■ Task brief:
Leaving out every picture, quote the data below exactly as it appears.
▬▬▬
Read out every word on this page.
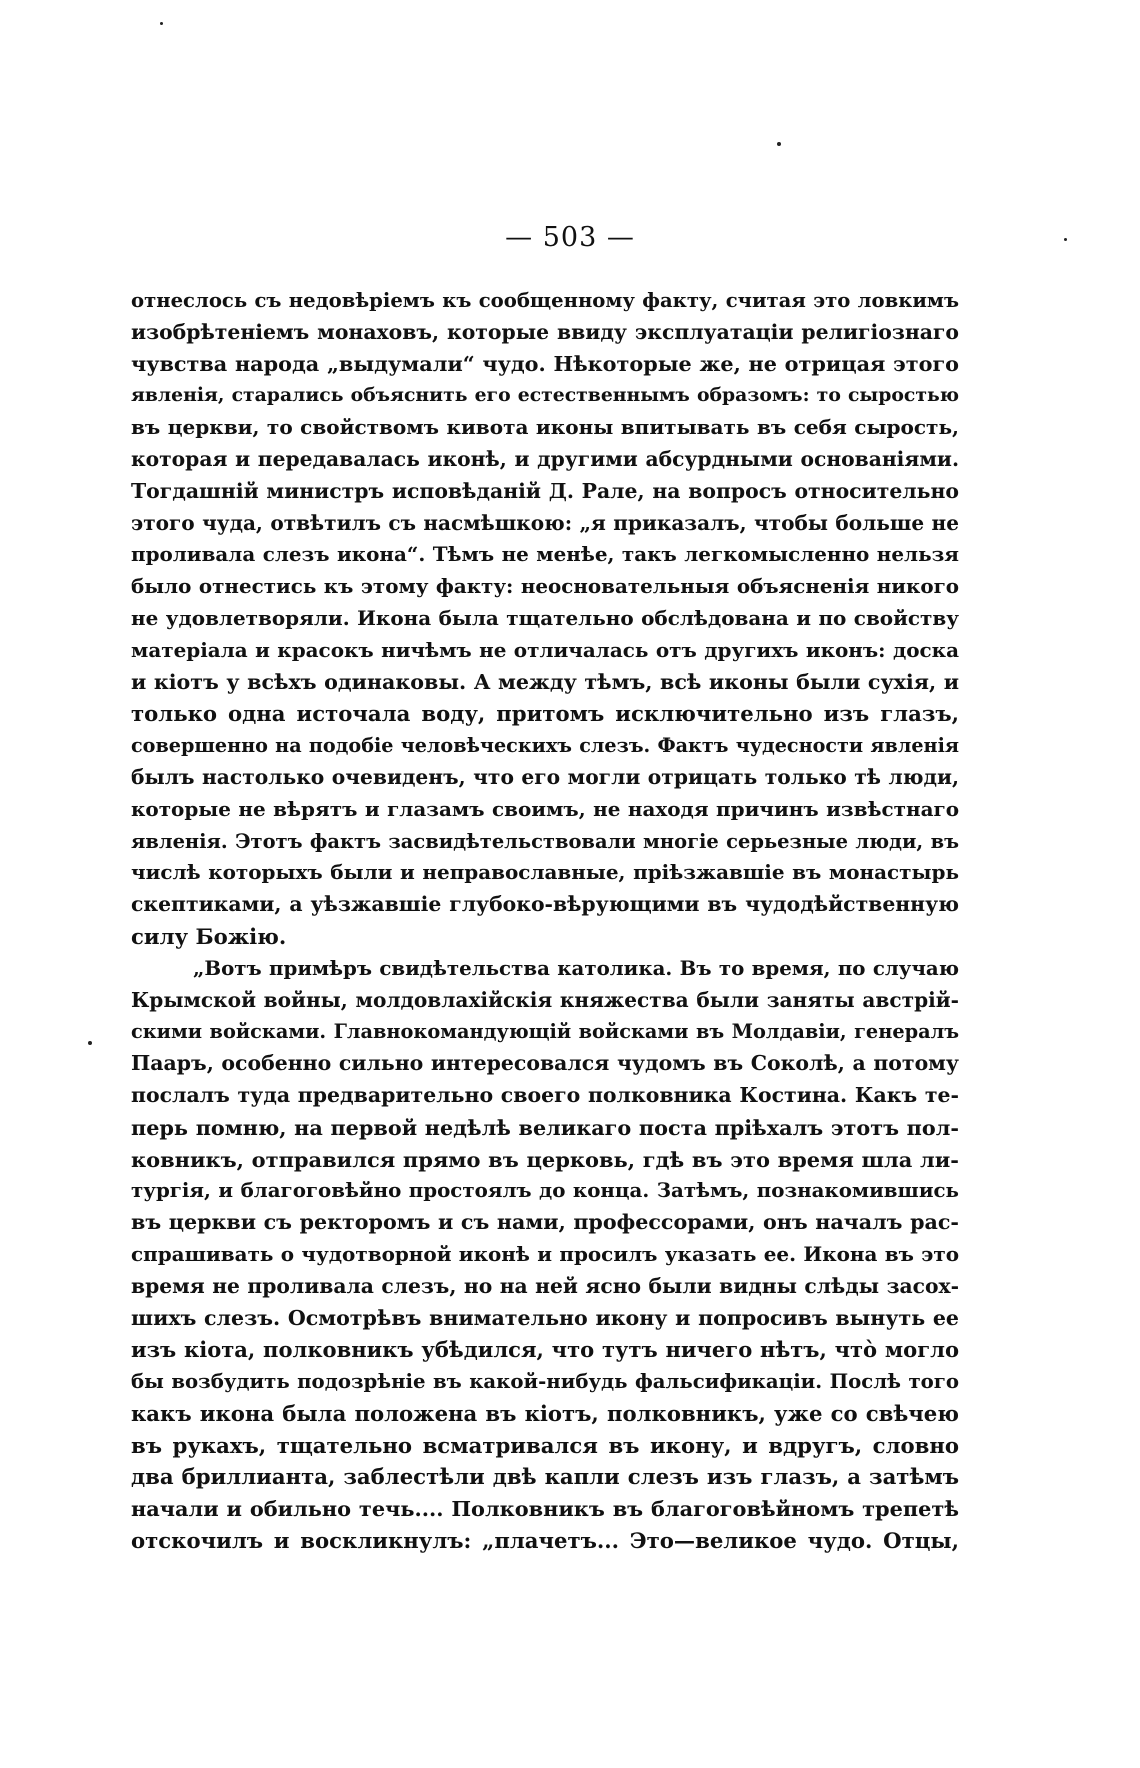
— 503 —
отнеслось съ недовѣріемъ къ сообщенному факту, считая это ловкимъ
изобрѣтеніемъ монаховъ, которые ввиду эксплуатаціи религіознаго
чувства народа „выдумали“ чудо. Нѣкоторые же, не отрицая этого
явленія, старались объяснить его естественнымъ образомъ: то сыростью
въ церкви, то свойствомъ кивота иконы впитывать въ себя сырость,
которая и передавалась иконѣ, и другими абсурдными основаніями.
Тогдашній министръ исповѣданій Д. Рале, на вопросъ относительно
этого чуда, отвѣтилъ съ насмѣшкою: „я приказалъ, чтобы больше не
проливала слезъ икона“. Тѣмъ не менѣе, такъ легкомысленно нельзя
было отнестись къ этому факту: неосновательныя объясненія никого
не удовлетворяли. Икона была тщательно обслѣдована и по свойству
матеріала и красокъ ничѣмъ не отличалась отъ другихъ иконъ: доска
и кіотъ у всѣхъ одинаковы. А между тѣмъ, всѣ иконы были сухія, и
только одна источала воду, притомъ исключительно изъ глазъ,
совершенно на подобіе человѣческихъ слезъ. Фактъ чудесности явленія
былъ настолько очевиденъ, что его могли отрицать только тѣ люди,
которые не вѣрятъ и глазамъ своимъ, не находя причинъ извѣстнаго
явленія. Этотъ фактъ засвидѣтельствовали многіе серьезные люди, въ
числѣ которыхъ были и неправославные, пріѣзжавшіе въ монастырь
скептиками, а уѣзжавшіе глубоко-вѣрующими въ чудодѣйственную
силу Божію.
„Вотъ примѣръ свидѣтельства католика. Въ то время, по случаю
Крымской войны, молдовлахійскія княжества были заняты австрій-
скими войсками. Главнокомандующій войсками въ Молдавіи, генералъ
Пааръ, особенно сильно интересовался чудомъ въ Соколѣ, а потому
послалъ туда предварительно своего полковника Костина. Какъ те-
перь помню, на первой недѣлѣ великаго поста пріѣхалъ этотъ пол-
ковникъ, отправился прямо въ церковь, гдѣ въ это время шла ли-
тургія, и благоговѣйно простоялъ до конца. Затѣмъ, познакомившись
въ церкви съ ректоромъ и съ нами, профессорами, онъ началъ рас-
спрашивать о чудотворной иконѣ и просилъ указать ее. Икона въ это
время не проливала слезъ, но на ней ясно были видны слѣды засох-
шихъ слезъ. Осмотрѣвъ внимательно икону и попросивъ вынуть ее
изъ кіота, полковникъ убѣдился, что тутъ ничего нѣтъ, что̀ могло
бы возбудить подозрѣніе въ какой-нибудь фальсификаціи. Послѣ того
какъ икона была положена въ кіотъ, полковникъ, уже со свѣчею
въ рукахъ, тщательно всматривался въ икону, и вдругъ, словно
два бриллианта, заблестѣли двѣ капли слезъ изъ глазъ, а затѣмъ
начали и обильно течь.... Полковникъ въ благоговѣйномъ трепетѣ
отскочилъ и воскликнулъ: „плачетъ... Это—великое чудо. Отцы,
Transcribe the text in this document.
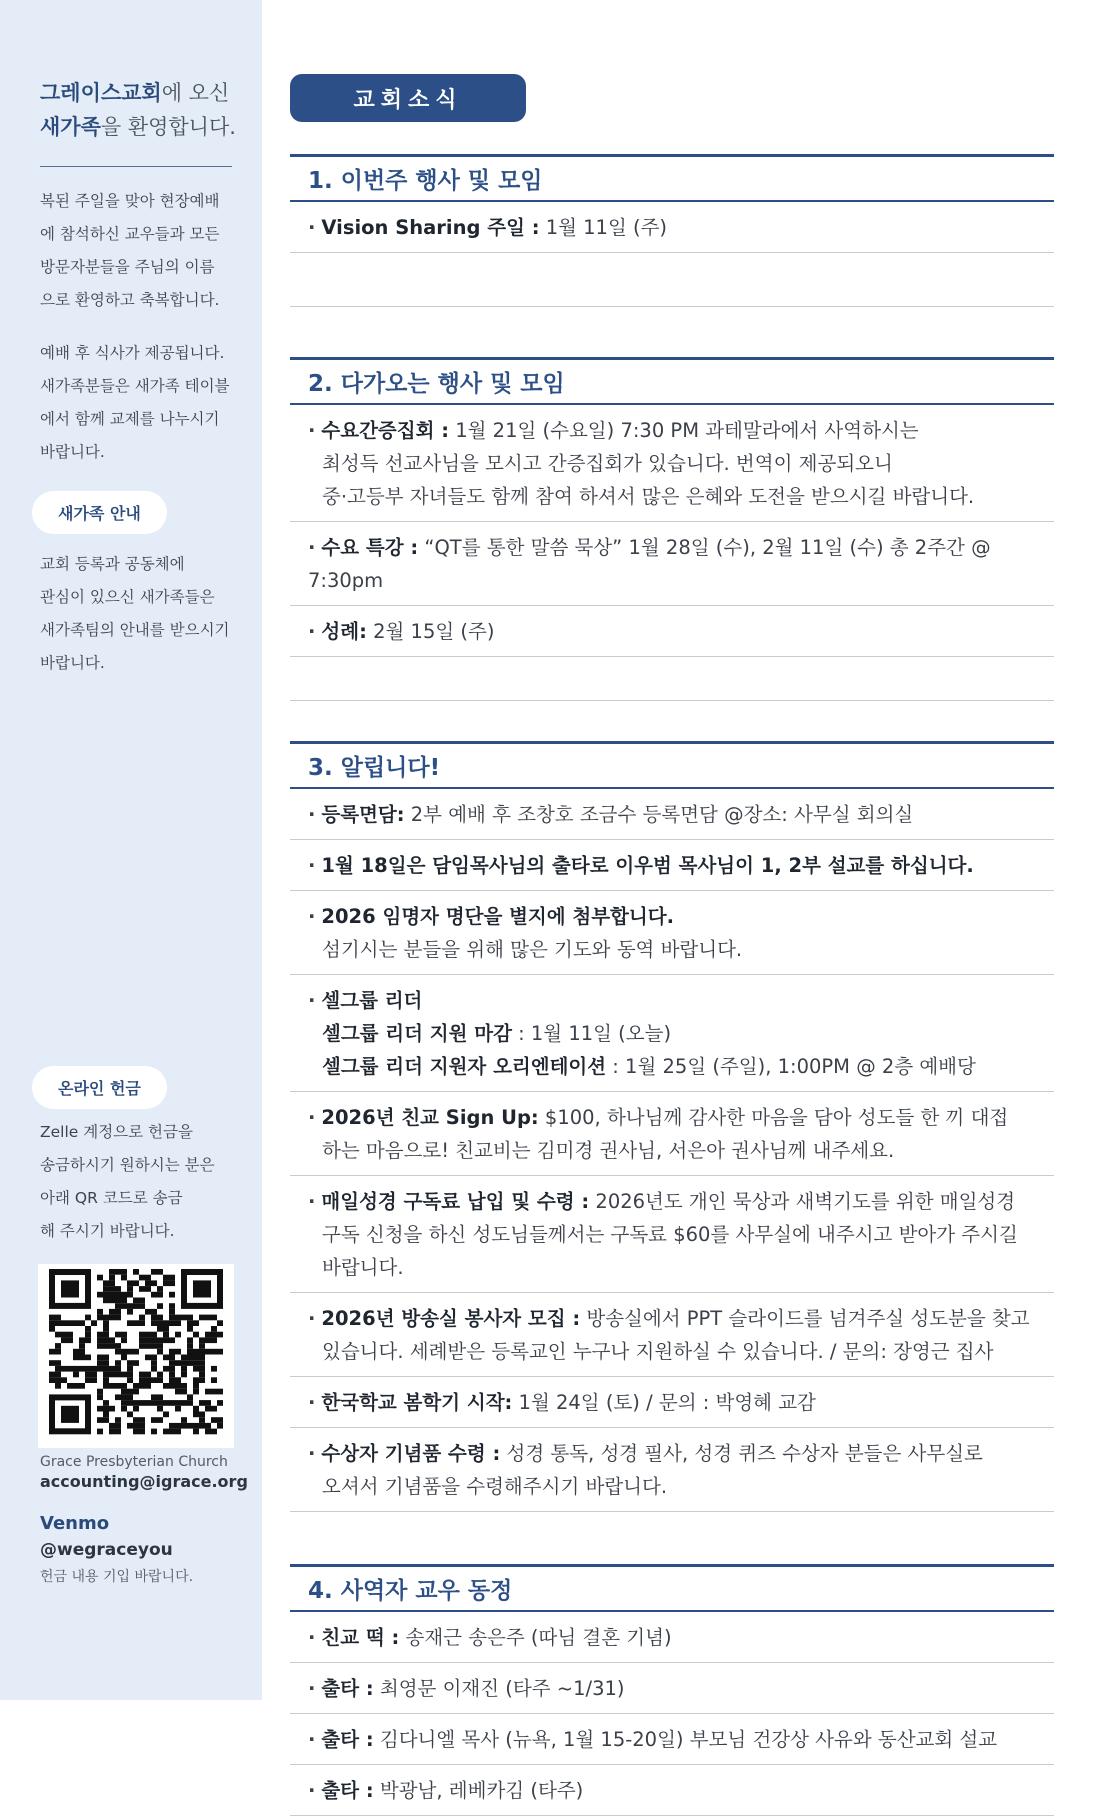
그레이스교회에 오신
새가족을 환영합니다.
복된 주일을 맞아 현장예배
에 참석하신 교우들과 모든
방문자분들을 주님의 이름
으로 환영하고 축복합니다.
예배 후 식사가 제공됩니다.
새가족분들은 새가족 테이블
에서 함께 교제를 나누시기
바랍니다.
새가족 안내
교회 등록과 공동체에
관심이 있으신 새가족들은
새가족팀의 안내를 받으시기
바랍니다.
온라인 헌금
Zelle 계정으로 헌금을
송금하시기 원하시는 분은
아래 QR 코드로 송금
해 주시기 바랍니다.
Grace Presbyterian Church
accounting@igrace.org
Venmo
@wegraceyou
헌금 내용 기입 바랍니다.
교회소식
1. 이번주 행사 및 모임
· Vision Sharing 주일 : 1월 11일 (주)
2. 다가오는 행사 및 모임
· 수요간증집회 : 1월 21일 (수요일) 7:30 PM 과테말라에서 사역하시는
최성득 선교사님을 모시고 간증집회가 있습니다. 번역이 제공되오니
중·고등부 자녀들도 함께 참여 하셔서 많은 은혜와 도전을 받으시길 바랍니다.
· 수요 특강 : “QT를 통한 말씀 묵상” 1월 28일 (수), 2월 11일 (수) 총 2주간 @
7:30pm
· 성례: 2월 15일 (주)
3. 알립니다!
· 등록면담: 2부 예배 후 조창호 조금수 등록면담 @장소: 사무실 회의실
· 1월 18일은 담임목사님의 출타로 이우범 목사님이 1, 2부 설교를 하십니다.
· 2026 임명자 명단을 별지에 첨부합니다.
섬기시는 분들을 위해 많은 기도와 동역 바랍니다.
· 셀그룹 리더
셀그룹 리더 지원 마감 : 1월 11일 (오늘)
셀그룹 리더 지원자 오리엔테이션 : 1월 25일 (주일), 1:00PM @ 2층 예배당
· 2026년 친교 Sign Up: $100, 하나님께 감사한 마음을 담아 성도들 한 끼 대접
하는 마음으로! 친교비는 김미경 권사님, 서은아 권사님께 내주세요.
· 매일성경 구독료 납입 및 수령 : 2026년도 개인 묵상과 새벽기도를 위한 매일성경
구독 신청을 하신 성도님들께서는 구독료 $60를 사무실에 내주시고 받아가 주시길
바랍니다.
· 2026년 방송실 봉사자 모집 : 방송실에서 PPT 슬라이드를 넘겨주실 성도분을 찾고
있습니다. 세례받은 등록교인 누구나 지원하실 수 있습니다. / 문의: 장영근 집사
· 한국학교 봄학기 시작: 1월 24일 (토) / 문의 : 박영혜 교감
· 수상자 기념품 수령 : 성경 통독, 성경 필사, 성경 퀴즈 수상자 분들은 사무실로
오셔서 기념품을 수령해주시기 바랍니다.
4. 사역자 교우 동정
· 친교 떡 : 송재근 송은주 (따님 결혼 기념)
· 출타 : 최영문 이재진 (타주 ~1/31)
· 출타 : 김다니엘 목사 (뉴욕, 1월 15-20일) 부모님 건강상 사유와 동산교회 설교
· 출타 : 박광남, 레베카김 (타주)
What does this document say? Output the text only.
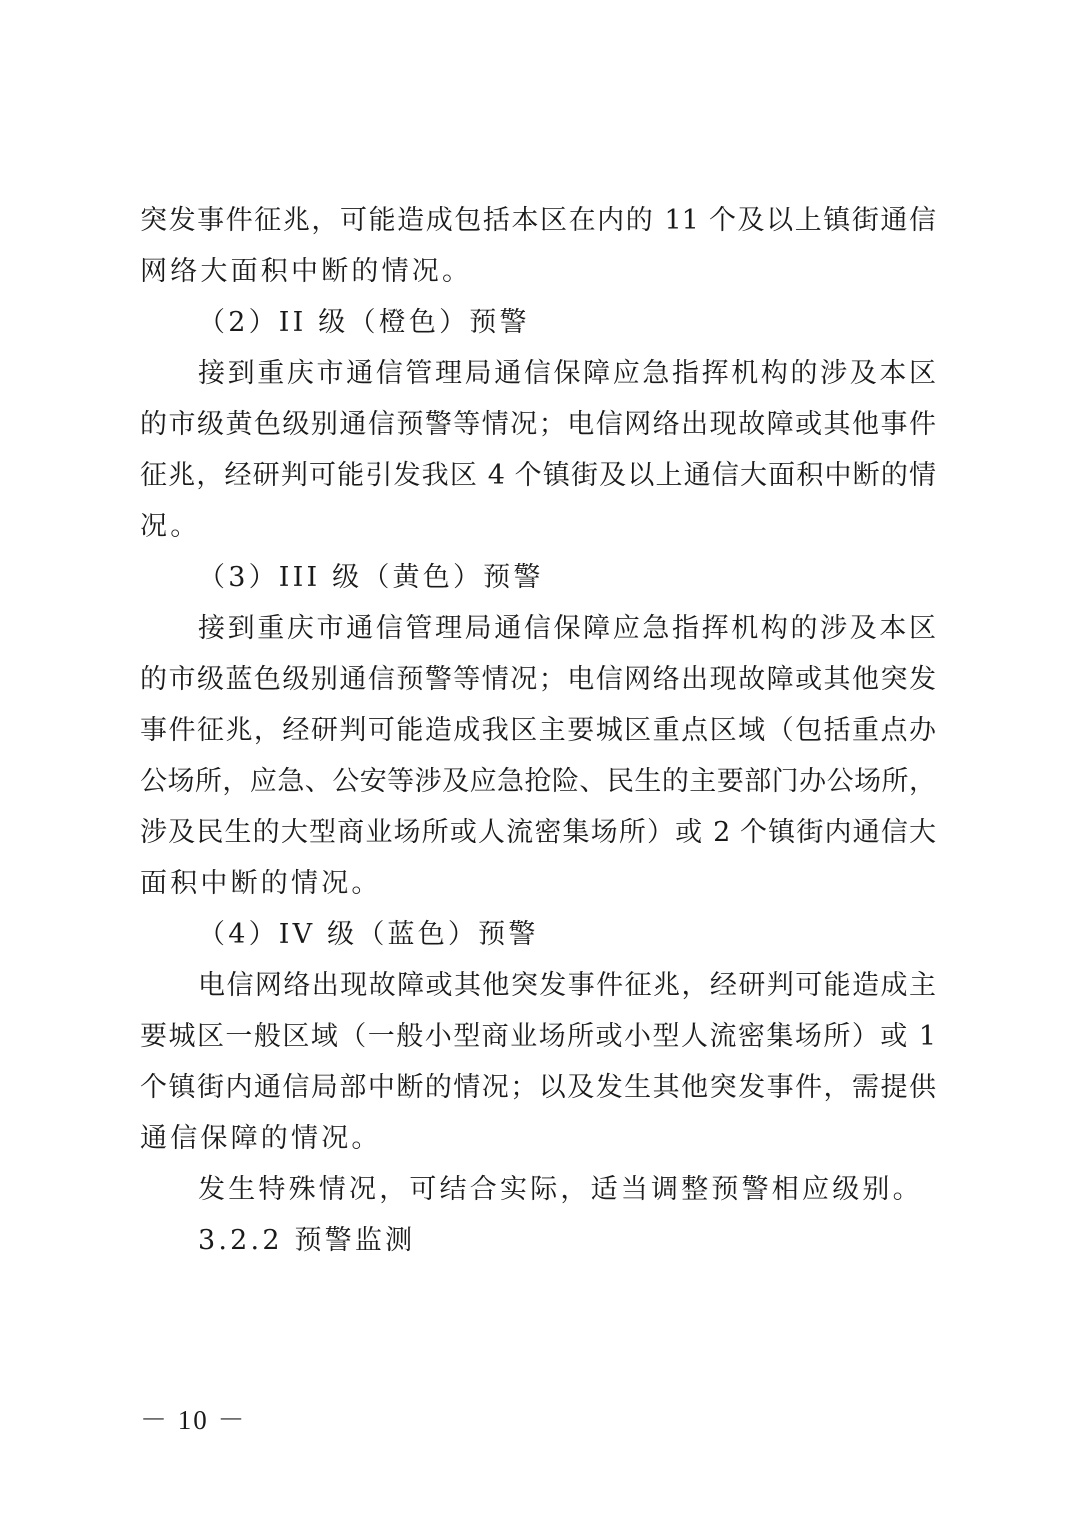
突发事件征兆，可能造成包括本区在内的 11 个及以上镇街通信
网络大面积中断的情况。
（2）II 级（橙色）预警
接到重庆市通信管理局通信保障应急指挥机构的涉及本区
的市级黄色级别通信预警等情况；电信网络出现故障或其他事件
征兆，经研判可能引发我区 4 个镇街及以上通信大面积中断的情
况。
（3）III 级（黄色）预警
接到重庆市通信管理局通信保障应急指挥机构的涉及本区
的市级蓝色级别通信预警等情况；电信网络出现故障或其他突发
事件征兆，经研判可能造成我区主要城区重点区域（包括重点办
公场所，应急、公安等涉及应急抢险、民生的主要部门办公场所，
涉及民生的大型商业场所或人流密集场所）或 2 个镇街内通信大
面积中断的情况。
（4）IV 级（蓝色）预警
电信网络出现故障或其他突发事件征兆，经研判可能造成主
要城区一般区域（一般小型商业场所或小型人流密集场所）或 1
个镇街内通信局部中断的情况；以及发生其他突发事件，需提供
通信保障的情况。
发生特殊情况，可结合实际，适当调整预警相应级别。
3.2.2 预警监测
－ 10 －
▬▬▬
■ Solved exercise:
Read out every word on this page.
— 503 —
отнеслось съ недовѣріемъ къ сообщенному факту, считая это ловкимъ
изобрѣтеніемъ монаховъ, которые ввиду эксплуатаціи религіознаго
чувства народа „выдумали“ чудо. Нѣкоторые же, не отрицая этого
явленія, старались объяснить его естественнымъ образомъ: то сыростью
въ церкви, то свойствомъ кивота иконы впитывать въ себя сырость,
которая и передавалась иконѣ, и другими абсурдными основаніями.
Тогдашній министръ исповѣданій Д. Рале, на вопросъ относительно
этого чуда, отвѣтилъ съ насмѣшкою: „я приказалъ, чтобы больше не
проливала слезъ икона“. Тѣмъ не менѣе, такъ легкомысленно нельзя
было отнестись къ этому факту: неосновательныя объясненія никого
не удовлетворяли. Икона была тщательно обслѣдована и по свойству
матеріала и красокъ ничѣмъ не отличалась отъ другихъ иконъ: доска
и кіотъ у всѣхъ одинаковы. А между тѣмъ, всѣ иконы были сухія, и
только одна источала воду, притомъ исключительно изъ глазъ,
совершенно на подобіе человѣческихъ слезъ. Фактъ чудесности явленія
былъ настолько очевиденъ, что его могли отрицать только тѣ люди,
которые не вѣрятъ и глазамъ своимъ, не находя причинъ извѣстнаго
явленія. Этотъ фактъ засвидѣтельствовали многіе серьезные люди, въ
числѣ которыхъ были и неправославные, пріѣзжавшіе въ монастырь
скептиками, а уѣзжавшіе глубоко-вѣрующими въ чудодѣйственную
силу Божію.
„Вотъ примѣръ свидѣтельства католика. Въ то время, по случаю
Крымской войны, молдовлахійскія княжества были заняты австрій-
скими войсками. Главнокомандующій войсками въ Молдавіи, генералъ
Пааръ, особенно сильно интересовался чудомъ въ Соколѣ, а потому
послалъ туда предварительно своего полковника Костина. Какъ те-
перь помню, на первой недѣлѣ великаго поста пріѣхалъ этотъ пол-
ковникъ, отправился прямо въ церковь, гдѣ въ это время шла ли-
тургія, и благоговѣйно простоялъ до конца. Затѣмъ, познакомившись
въ церкви съ ректоромъ и съ нами, профессорами, онъ началъ рас-
спрашивать о чудотворной иконѣ и просилъ указать ее. Икона въ это
время не проливала слезъ, но на ней ясно были видны слѣды засох-
шихъ слезъ. Осмотрѣвъ внимательно икону и попросивъ вынуть ее
изъ кіота, полковникъ убѣдился, что тутъ ничего нѣтъ, что̀ могло
бы возбудить подозрѣніе въ какой-нибудь фальсификаціи. Послѣ того
какъ икона была положена въ кіотъ, полковникъ, уже со свѣчею
въ рукахъ, тщательно всматривался въ икону, и вдругъ, словно
два бриллианта, заблестѣли двѣ капли слезъ изъ глазъ, а затѣмъ
начали и обильно течь.... Полковникъ въ благоговѣйномъ трепетѣ
отскочилъ и воскликнулъ: „плачетъ... Это—великое чудо. Отцы,
Transcribe the text in this document.
그레이스교회에 오신
새가족을 환영합니다.
복된 주일을 맞아 현장예배
에 참석하신 교우들과 모든
방문자분들을 주님의 이름
으로 환영하고 축복합니다.
예배 후 식사가 제공됩니다.
새가족분들은 새가족 테이블
에서 함께 교제를 나누시기
바랍니다.
새가족 안내
교회 등록과 공동체에
관심이 있으신 새가족들은
새가족팀의 안내를 받으시기
바랍니다.
온라인 헌금
Zelle 계정으로 헌금을
송금하시기 원하시는 분은
아래 QR 코드로 송금
해 주시기 바랍니다.
Grace Presbyterian Church
accounting@igrace.org
Venmo
@wegraceyou
헌금 내용 기입 바랍니다.
교회소식
1. 이번주 행사 및 모임
· Vision Sharing 주일 : 1월 11일 (주)
2. 다가오는 행사 및 모임
· 수요간증집회 : 1월 21일 (수요일) 7:30 PM 과테말라에서 사역하시는
최성득 선교사님을 모시고 간증집회가 있습니다. 번역이 제공되오니
중·고등부 자녀들도 함께 참여 하셔서 많은 은혜와 도전을 받으시길 바랍니다.
· 수요 특강 : “QT를 통한 말씀 묵상” 1월 28일 (수), 2월 11일 (수) 총 2주간 @
7:30pm
· 성례: 2월 15일 (주)
3. 알립니다!
· 등록면담: 2부 예배 후 조창호 조금수 등록면담 @장소: 사무실 회의실
· 1월 18일은 담임목사님의 출타로 이우범 목사님이 1, 2부 설교를 하십니다.
· 2026 임명자 명단을 별지에 첨부합니다.
섬기시는 분들을 위해 많은 기도와 동역 바랍니다.
· 셀그룹 리더
셀그룹 리더 지원 마감 : 1월 11일 (오늘)
셀그룹 리더 지원자 오리엔테이션 : 1월 25일 (주일), 1:00PM @ 2층 예배당
· 2026년 친교 Sign Up: $100, 하나님께 감사한 마음을 담아 성도들 한 끼 대접
하는 마음으로! 친교비는 김미경 권사님, 서은아 권사님께 내주세요.
· 매일성경 구독료 납입 및 수령 : 2026년도 개인 묵상과 새벽기도를 위한 매일성경
구독 신청을 하신 성도님들께서는 구독료 $60를 사무실에 내주시고 받아가 주시길
바랍니다.
· 2026년 방송실 봉사자 모집 : 방송실에서 PPT 슬라이드를 넘겨주실 성도분을 찾고
있습니다. 세례받은 등록교인 누구나 지원하실 수 있습니다. / 문의: 장영근 집사
· 한국학교 봄학기 시작: 1월 24일 (토) / 문의 : 박영혜 교감
· 수상자 기념품 수령 : 성경 통독, 성경 필사, 성경 퀴즈 수상자 분들은 사무실로
오셔서 기념품을 수령해주시기 바랍니다.
4. 사역자 교우 동정
· 친교 떡 : 송재근 송은주 (따님 결혼 기념)
· 출타 : 최영문 이재진 (타주 ~1/31)
· 출타 : 김다니엘 목사 (뉴욕, 1월 15-20일) 부모님 건강상 사유와 동산교회 설교
· 출타 : 박광남, 레베카김 (타주)
What does this document say? Output the text only.
突发事件征兆，可能造成包括本区在内的 11 个及以上镇街通信
网络大面积中断的情况。
（2）II 级（橙色）预警
接到重庆市通信管理局通信保障应急指挥机构的涉及本区
的市级黄色级别通信预警等情况；电信网络出现故障或其他事件
征兆，经研判可能引发我区 4 个镇街及以上通信大面积中断的情
况。
（3）III 级（黄色）预警
接到重庆市通信管理局通信保障应急指挥机构的涉及本区
的市级蓝色级别通信预警等情况；电信网络出现故障或其他突发
事件征兆，经研判可能造成我区主要城区重点区域（包括重点办
公场所，应急、公安等涉及应急抢险、民生的主要部门办公场所，
涉及民生的大型商业场所或人流密集场所）或 2 个镇街内通信大
面积中断的情况。
（4）IV 级（蓝色）预警
电信网络出现故障或其他突发事件征兆，经研判可能造成主
要城区一般区域（一般小型商业场所或小型人流密集场所）或 1
个镇街内通信局部中断的情况；以及发生其他突发事件，需提供
通信保障的情况。
发生特殊情况，可结合实际，适当调整预警相应级别。
3.2.2 预警监测
－ 10 －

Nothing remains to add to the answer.